## SET TASK
Copy nothing but the text: repeat each entry exactly and drop the images.

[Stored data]
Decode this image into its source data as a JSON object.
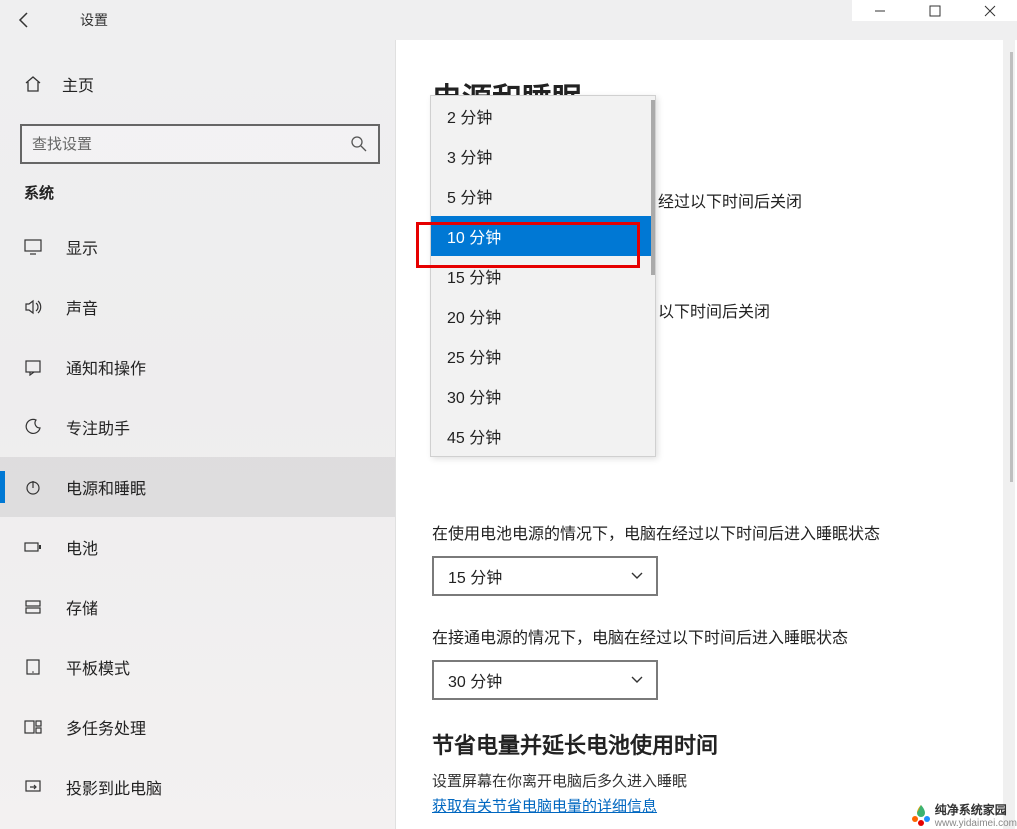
{
  "titlebar": {
    "title": "设置"
  },
  "home_label": "主页",
  "search_placeholder": "查找设置",
  "category_label": "系统",
  "nav": {
    "items": [
      {
        "label": "显示",
        "icon": "monitor-icon"
      },
      {
        "label": "声音",
        "icon": "speaker-icon"
      },
      {
        "label": "通知和操作",
        "icon": "notification-icon"
      },
      {
        "label": "专注助手",
        "icon": "moon-icon"
      },
      {
        "label": "电源和睡眠",
        "icon": "power-icon"
      },
      {
        "label": "电池",
        "icon": "battery-icon"
      },
      {
        "label": "存储",
        "icon": "storage-icon"
      },
      {
        "label": "平板模式",
        "icon": "tablet-icon"
      },
      {
        "label": "多任务处理",
        "icon": "multitask-icon"
      },
      {
        "label": "投影到此电脑",
        "icon": "project-icon"
      }
    ],
    "selected_index": 4
  },
  "content": {
    "heading": "电源和睡眠",
    "partial_text_1": "经过以下时间后关闭",
    "partial_text_2": "以下时间后关闭",
    "dropdown_options": [
      "2 分钟",
      "3 分钟",
      "5 分钟",
      "10 分钟",
      "15 分钟",
      "20 分钟",
      "25 分钟",
      "30 分钟",
      "45 分钟"
    ],
    "dropdown_selected_index": 3,
    "sleep_battery_label": "在使用电池电源的情况下，电脑在经过以下时间后进入睡眠状态",
    "sleep_battery_value": "15 分钟",
    "sleep_plugged_label": "在接通电源的情况下，电脑在经过以下时间后进入睡眠状态",
    "sleep_plugged_value": "30 分钟",
    "save_heading": "节省电量并延长电池使用时间",
    "save_body": "设置屏幕在你离开电脑后多久进入睡眠",
    "save_link": "获取有关节省电脑电量的详细信息"
  },
  "watermark": {
    "name": "纯净系统家园",
    "url": "www.yidaimei.com"
  }
}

## TASK OUTPUT
Decode this image into its source data as a JSON object.
{
  "titlebar": {
    "title": "设置"
  },
  "home_label": "主页",
  "search_placeholder": "查找设置",
  "category_label": "系统",
  "nav": {
    "items": [
      {
        "label": "显示",
        "icon": "monitor-icon"
      },
      {
        "label": "声音",
        "icon": "speaker-icon"
      },
      {
        "label": "通知和操作",
        "icon": "notification-icon"
      },
      {
        "label": "专注助手",
        "icon": "moon-icon"
      },
      {
        "label": "电源和睡眠",
        "icon": "power-icon"
      },
      {
        "label": "电池",
        "icon": "battery-icon"
      },
      {
        "label": "存储",
        "icon": "storage-icon"
      },
      {
        "label": "平板模式",
        "icon": "tablet-icon"
      },
      {
        "label": "多任务处理",
        "icon": "multitask-icon"
      },
      {
        "label": "投影到此电脑",
        "icon": "project-icon"
      }
    ],
    "selected_index": 4
  },
  "content": {
    "heading": "电源和睡眠",
    "partial_text_1": "经过以下时间后关闭",
    "partial_text_2": "以下时间后关闭",
    "dropdown_options": [
      "2 分钟",
      "3 分钟",
      "5 分钟",
      "10 分钟",
      "15 分钟",
      "20 分钟",
      "25 分钟",
      "30 分钟",
      "45 分钟"
    ],
    "dropdown_selected_index": 3,
    "sleep_battery_label": "在使用电池电源的情况下，电脑在经过以下时间后进入睡眠状态",
    "sleep_battery_value": "15 分钟",
    "sleep_plugged_label": "在接通电源的情况下，电脑在经过以下时间后进入睡眠状态",
    "sleep_plugged_value": "30 分钟",
    "save_heading": "节省电量并延长电池使用时间",
    "save_body": "设置屏幕在你离开电脑后多久进入睡眠",
    "save_link": "获取有关节省电脑电量的详细信息"
  },
  "watermark": {
    "name": "纯净系统家园",
    "url": "www.yidaimei.com"
  }
}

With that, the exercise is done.